▸ **Instruction**: Each entry below should be reproduced character for character.

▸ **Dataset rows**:
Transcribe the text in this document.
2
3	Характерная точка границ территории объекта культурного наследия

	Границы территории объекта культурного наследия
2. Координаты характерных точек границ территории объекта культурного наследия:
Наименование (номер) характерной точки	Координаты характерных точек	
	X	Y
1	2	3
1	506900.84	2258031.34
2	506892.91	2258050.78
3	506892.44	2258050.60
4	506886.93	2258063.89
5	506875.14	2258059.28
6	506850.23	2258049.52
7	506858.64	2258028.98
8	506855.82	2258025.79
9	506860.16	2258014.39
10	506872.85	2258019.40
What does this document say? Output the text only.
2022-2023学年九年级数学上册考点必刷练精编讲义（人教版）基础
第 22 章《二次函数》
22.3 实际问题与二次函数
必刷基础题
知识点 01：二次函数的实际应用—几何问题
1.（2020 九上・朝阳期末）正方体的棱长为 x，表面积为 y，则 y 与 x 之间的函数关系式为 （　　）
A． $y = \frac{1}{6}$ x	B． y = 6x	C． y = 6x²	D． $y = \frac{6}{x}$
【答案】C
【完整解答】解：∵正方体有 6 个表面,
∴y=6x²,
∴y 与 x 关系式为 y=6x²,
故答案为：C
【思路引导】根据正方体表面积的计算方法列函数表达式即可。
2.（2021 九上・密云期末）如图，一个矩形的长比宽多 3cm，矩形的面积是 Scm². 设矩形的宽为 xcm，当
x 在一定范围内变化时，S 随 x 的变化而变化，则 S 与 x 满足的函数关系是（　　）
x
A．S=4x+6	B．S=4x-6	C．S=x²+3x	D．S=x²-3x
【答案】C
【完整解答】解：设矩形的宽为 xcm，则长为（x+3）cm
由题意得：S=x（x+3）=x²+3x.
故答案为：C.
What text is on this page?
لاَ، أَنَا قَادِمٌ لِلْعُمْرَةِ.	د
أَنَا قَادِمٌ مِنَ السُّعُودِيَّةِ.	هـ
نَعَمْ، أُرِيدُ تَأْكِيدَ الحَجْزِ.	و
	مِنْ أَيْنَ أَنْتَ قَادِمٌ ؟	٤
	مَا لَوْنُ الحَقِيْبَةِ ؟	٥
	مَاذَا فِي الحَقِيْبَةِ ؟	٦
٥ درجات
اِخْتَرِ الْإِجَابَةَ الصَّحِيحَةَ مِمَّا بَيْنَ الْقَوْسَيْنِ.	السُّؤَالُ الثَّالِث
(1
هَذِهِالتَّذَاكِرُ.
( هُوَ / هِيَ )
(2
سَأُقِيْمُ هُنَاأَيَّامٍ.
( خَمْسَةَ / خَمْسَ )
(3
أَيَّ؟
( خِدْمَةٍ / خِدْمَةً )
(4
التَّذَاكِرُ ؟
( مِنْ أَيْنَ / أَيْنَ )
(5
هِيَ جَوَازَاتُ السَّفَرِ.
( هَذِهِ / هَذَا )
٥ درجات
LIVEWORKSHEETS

▸ **The response**:
Transcribe the text in this document.
2
3	Характерная точка границ территории объекта культурного наследия

	Границы территории объекта культурного наследия
2. Координаты характерных точек границ территории объекта культурного наследия:
Наименование (номер) характерной точки	Координаты характерных точек	
	X	Y
1	2	3
1	506900.84	2258031.34
2	506892.91	2258050.78
3	506892.44	2258050.60
4	506886.93	2258063.89
5	506875.14	2258059.28
6	506850.23	2258049.52
7	506858.64	2258028.98
8	506855.82	2258025.79
9	506860.16	2258014.39
10	506872.85	2258019.40
What does this document say? Output the text only.
2022-2023学年九年级数学上册考点必刷练精编讲义（人教版）基础
第 22 章《二次函数》
22.3 实际问题与二次函数
必刷基础题
知识点 01：二次函数的实际应用—几何问题
1.（2020 九上・朝阳期末）正方体的棱长为 x，表面积为 y，则 y 与 x 之间的函数关系式为 （　　）
A． $y = \frac{1}{6}$ x	B． y = 6x	C． y = 6x²	D． $y = \frac{6}{x}$
【答案】C
【完整解答】解：∵正方体有 6 个表面,
∴y=6x²,
∴y 与 x 关系式为 y=6x²,
故答案为：C
【思路引导】根据正方体表面积的计算方法列函数表达式即可。
2.（2021 九上・密云期末）如图，一个矩形的长比宽多 3cm，矩形的面积是 Scm². 设矩形的宽为 xcm，当
x 在一定范围内变化时，S 随 x 的变化而变化，则 S 与 x 满足的函数关系是（　　）
x
A．S=4x+6	B．S=4x-6	C．S=x²+3x	D．S=x²-3x
【答案】C
【完整解答】解：设矩形的宽为 xcm，则长为（x+3）cm
由题意得：S=x（x+3）=x²+3x.
故答案为：C.
What text is on this page?
لاَ، أَنَا قَادِمٌ لِلْعُمْرَةِ.	د
أَنَا قَادِمٌ مِنَ السُّعُودِيَّةِ.	هـ
نَعَمْ، أُرِيدُ تَأْكِيدَ الحَجْزِ.	و
	مِنْ أَيْنَ أَنْتَ قَادِمٌ ؟	٤
	مَا لَوْنُ الحَقِيْبَةِ ؟	٥
	مَاذَا فِي الحَقِيْبَةِ ؟	٦
٥ درجات
اِخْتَرِ الْإِجَابَةَ الصَّحِيحَةَ مِمَّا بَيْنَ الْقَوْسَيْنِ.	السُّؤَالُ الثَّالِث
(1
هَذِهِالتَّذَاكِرُ.
( هُوَ / هِيَ )
(2
سَأُقِيْمُ هُنَاأَيَّامٍ.
( خَمْسَةَ / خَمْسَ )
(3
أَيَّ؟
( خِدْمَةٍ / خِدْمَةً )
(4
التَّذَاكِرُ ؟
( مِنْ أَيْنَ / أَيْنَ )
(5
هِيَ جَوَازَاتُ السَّفَرِ.
( هَذِهِ / هَذَا )
٥ درجات
LIVEWORKSHEETS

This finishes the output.